** INSTRUCTIONS FOR THE TASK **
Tally how many lines of these entries hold the string "this". Return the number alone.

(Saved entries)

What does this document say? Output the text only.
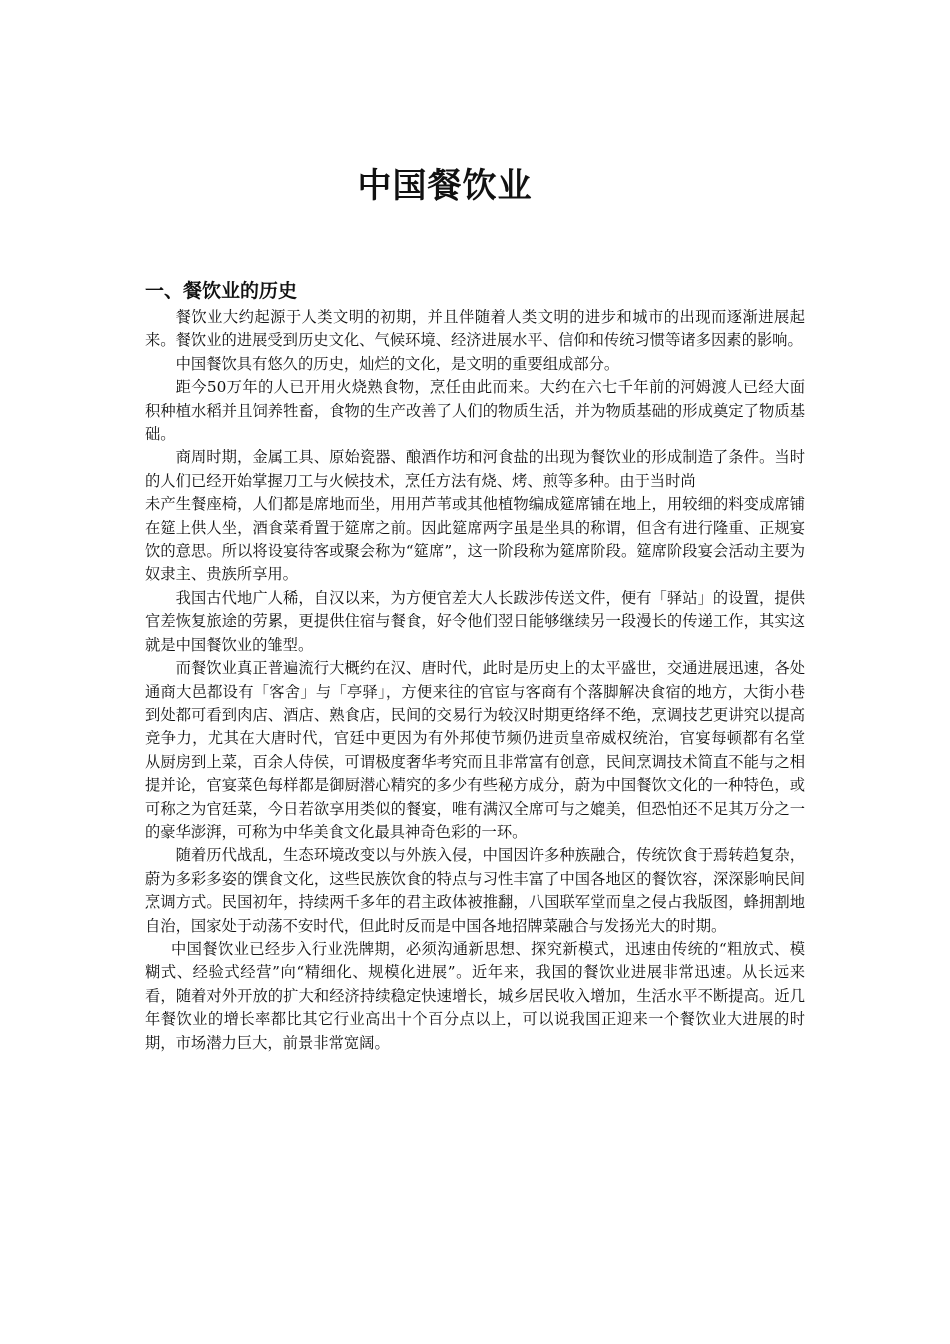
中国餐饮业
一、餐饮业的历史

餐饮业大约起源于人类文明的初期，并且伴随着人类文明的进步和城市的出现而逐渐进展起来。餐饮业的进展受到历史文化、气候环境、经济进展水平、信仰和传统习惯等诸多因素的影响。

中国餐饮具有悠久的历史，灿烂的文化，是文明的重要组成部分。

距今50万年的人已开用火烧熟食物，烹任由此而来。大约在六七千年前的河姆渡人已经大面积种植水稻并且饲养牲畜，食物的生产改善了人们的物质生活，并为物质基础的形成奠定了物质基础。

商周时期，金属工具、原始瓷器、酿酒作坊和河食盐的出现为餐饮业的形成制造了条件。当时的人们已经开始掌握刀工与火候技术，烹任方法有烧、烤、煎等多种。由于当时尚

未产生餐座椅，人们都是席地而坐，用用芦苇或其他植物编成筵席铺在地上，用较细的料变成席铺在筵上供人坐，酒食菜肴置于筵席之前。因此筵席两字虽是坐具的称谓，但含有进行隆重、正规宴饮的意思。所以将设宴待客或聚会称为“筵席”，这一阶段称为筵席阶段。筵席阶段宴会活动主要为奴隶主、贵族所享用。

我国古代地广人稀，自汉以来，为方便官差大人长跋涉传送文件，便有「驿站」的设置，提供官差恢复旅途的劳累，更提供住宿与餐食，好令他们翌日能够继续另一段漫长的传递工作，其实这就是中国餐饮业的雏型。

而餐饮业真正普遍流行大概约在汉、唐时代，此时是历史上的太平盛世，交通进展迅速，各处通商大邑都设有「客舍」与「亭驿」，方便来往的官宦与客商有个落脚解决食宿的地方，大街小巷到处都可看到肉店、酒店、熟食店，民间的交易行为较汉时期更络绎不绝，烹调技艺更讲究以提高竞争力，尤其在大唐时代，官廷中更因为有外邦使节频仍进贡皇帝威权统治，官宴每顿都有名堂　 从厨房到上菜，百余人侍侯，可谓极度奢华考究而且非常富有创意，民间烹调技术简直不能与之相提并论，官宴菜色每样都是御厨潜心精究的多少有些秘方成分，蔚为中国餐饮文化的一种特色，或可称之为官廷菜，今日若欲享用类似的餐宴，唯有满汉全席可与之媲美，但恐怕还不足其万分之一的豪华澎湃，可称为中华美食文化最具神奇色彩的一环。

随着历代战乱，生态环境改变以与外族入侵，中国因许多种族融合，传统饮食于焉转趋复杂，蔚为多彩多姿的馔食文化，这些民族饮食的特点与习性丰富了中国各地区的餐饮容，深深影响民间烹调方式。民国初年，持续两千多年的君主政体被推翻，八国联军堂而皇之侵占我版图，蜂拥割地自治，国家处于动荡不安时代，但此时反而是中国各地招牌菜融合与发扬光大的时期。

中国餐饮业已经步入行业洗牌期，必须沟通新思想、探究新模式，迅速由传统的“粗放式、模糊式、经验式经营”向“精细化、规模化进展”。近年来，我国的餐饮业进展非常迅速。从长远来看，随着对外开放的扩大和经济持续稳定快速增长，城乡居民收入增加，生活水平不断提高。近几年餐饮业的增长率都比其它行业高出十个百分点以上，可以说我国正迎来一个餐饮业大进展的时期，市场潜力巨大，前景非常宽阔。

* * *

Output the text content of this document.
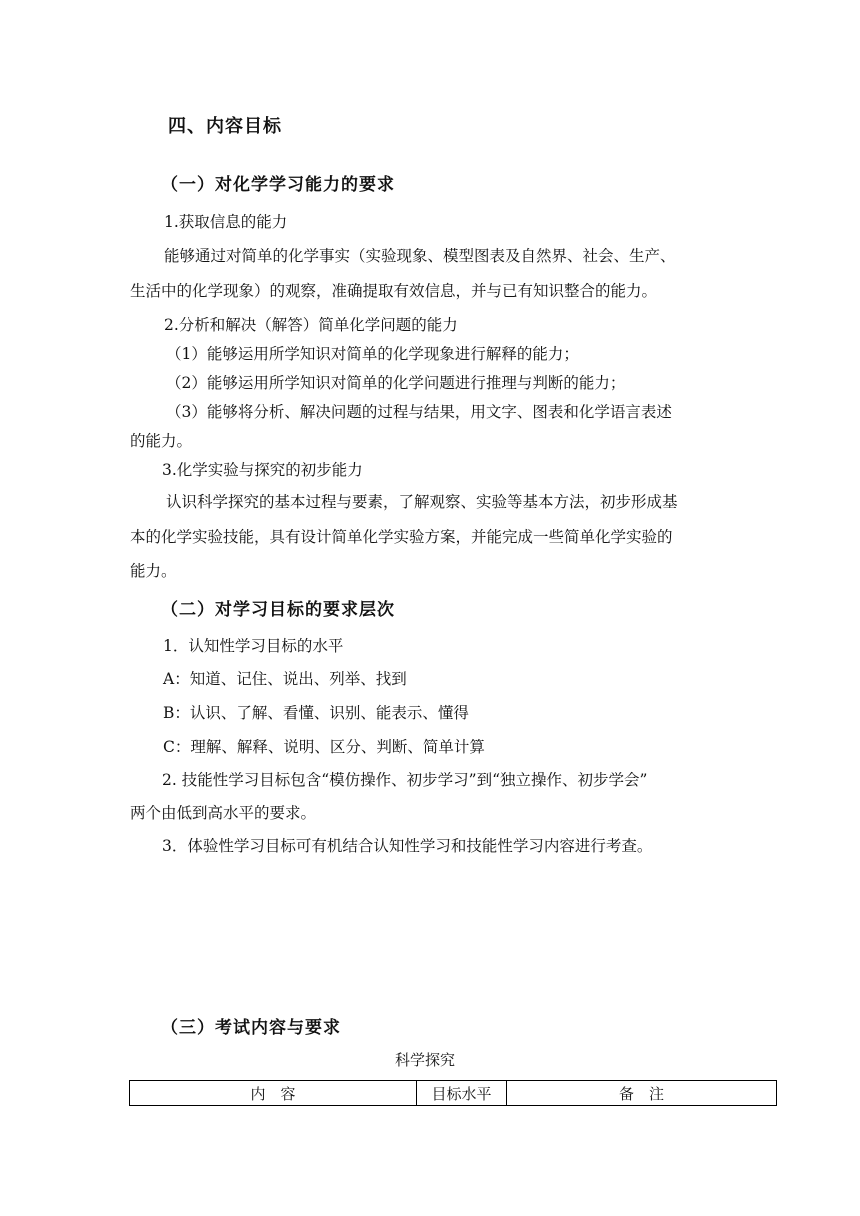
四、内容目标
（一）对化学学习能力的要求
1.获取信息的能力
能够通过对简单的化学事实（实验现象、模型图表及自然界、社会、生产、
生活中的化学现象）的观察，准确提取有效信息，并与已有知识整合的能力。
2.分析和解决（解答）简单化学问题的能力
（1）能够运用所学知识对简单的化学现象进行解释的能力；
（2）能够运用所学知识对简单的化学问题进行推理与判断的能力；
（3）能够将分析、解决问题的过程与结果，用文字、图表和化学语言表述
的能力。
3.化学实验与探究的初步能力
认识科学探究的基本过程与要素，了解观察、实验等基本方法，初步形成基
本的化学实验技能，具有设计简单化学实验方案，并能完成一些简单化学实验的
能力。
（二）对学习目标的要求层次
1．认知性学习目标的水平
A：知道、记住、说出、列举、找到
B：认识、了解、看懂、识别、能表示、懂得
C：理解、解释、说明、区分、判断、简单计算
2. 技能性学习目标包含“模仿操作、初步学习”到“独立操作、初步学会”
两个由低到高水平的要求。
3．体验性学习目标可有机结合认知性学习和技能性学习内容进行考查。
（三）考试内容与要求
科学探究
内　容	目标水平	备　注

==

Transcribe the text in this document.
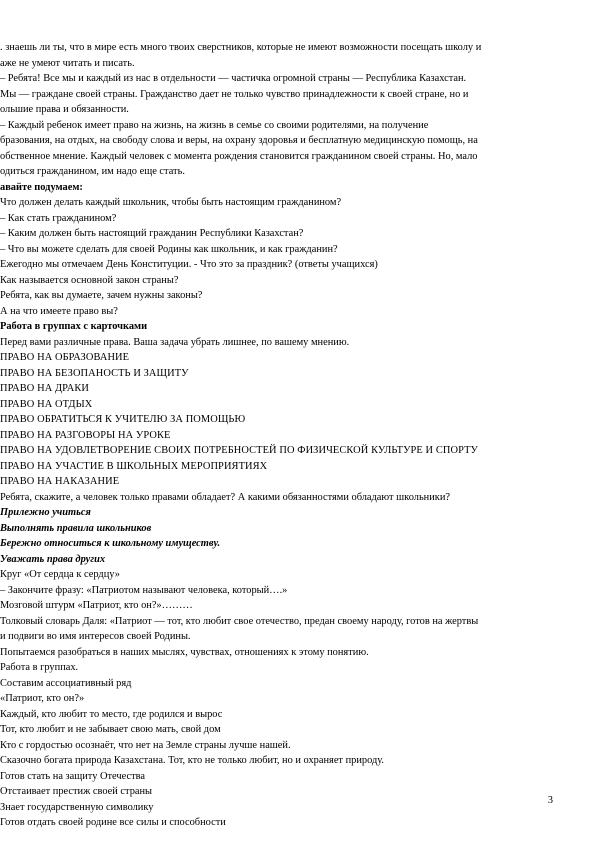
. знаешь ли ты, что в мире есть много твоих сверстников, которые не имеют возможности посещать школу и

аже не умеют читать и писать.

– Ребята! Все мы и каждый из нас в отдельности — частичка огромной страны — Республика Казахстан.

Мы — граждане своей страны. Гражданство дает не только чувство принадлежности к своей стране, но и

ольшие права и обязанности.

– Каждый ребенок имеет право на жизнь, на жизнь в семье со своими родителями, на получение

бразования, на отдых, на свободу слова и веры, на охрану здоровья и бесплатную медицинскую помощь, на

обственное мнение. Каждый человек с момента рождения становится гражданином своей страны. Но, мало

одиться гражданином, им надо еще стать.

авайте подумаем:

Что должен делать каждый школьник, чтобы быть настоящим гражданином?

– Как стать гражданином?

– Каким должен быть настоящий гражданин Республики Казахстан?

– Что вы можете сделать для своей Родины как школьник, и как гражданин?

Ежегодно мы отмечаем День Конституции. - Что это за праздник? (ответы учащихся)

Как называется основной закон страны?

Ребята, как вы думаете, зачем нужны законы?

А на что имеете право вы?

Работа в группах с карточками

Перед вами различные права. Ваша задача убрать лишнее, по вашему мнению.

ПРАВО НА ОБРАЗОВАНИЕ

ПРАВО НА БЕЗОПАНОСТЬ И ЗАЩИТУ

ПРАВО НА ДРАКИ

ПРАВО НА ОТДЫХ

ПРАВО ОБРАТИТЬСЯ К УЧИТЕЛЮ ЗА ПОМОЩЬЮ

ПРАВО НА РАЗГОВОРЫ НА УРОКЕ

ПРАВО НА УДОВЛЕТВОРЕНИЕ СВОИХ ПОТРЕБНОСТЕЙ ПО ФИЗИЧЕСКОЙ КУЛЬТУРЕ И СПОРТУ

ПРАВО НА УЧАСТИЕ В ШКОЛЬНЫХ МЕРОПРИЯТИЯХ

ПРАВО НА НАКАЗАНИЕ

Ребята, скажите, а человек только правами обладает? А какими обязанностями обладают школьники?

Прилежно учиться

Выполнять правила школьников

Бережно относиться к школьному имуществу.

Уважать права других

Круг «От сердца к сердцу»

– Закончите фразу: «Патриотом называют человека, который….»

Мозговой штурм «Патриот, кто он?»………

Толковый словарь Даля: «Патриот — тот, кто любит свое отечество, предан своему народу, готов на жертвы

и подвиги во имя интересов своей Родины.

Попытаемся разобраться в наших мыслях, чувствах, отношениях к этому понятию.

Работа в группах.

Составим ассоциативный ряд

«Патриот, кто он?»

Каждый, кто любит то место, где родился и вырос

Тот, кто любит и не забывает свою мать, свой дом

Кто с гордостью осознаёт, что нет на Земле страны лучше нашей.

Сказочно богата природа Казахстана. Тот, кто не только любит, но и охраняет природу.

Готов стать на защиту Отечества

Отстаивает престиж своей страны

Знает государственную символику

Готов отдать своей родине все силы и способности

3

** THE REPLY **
3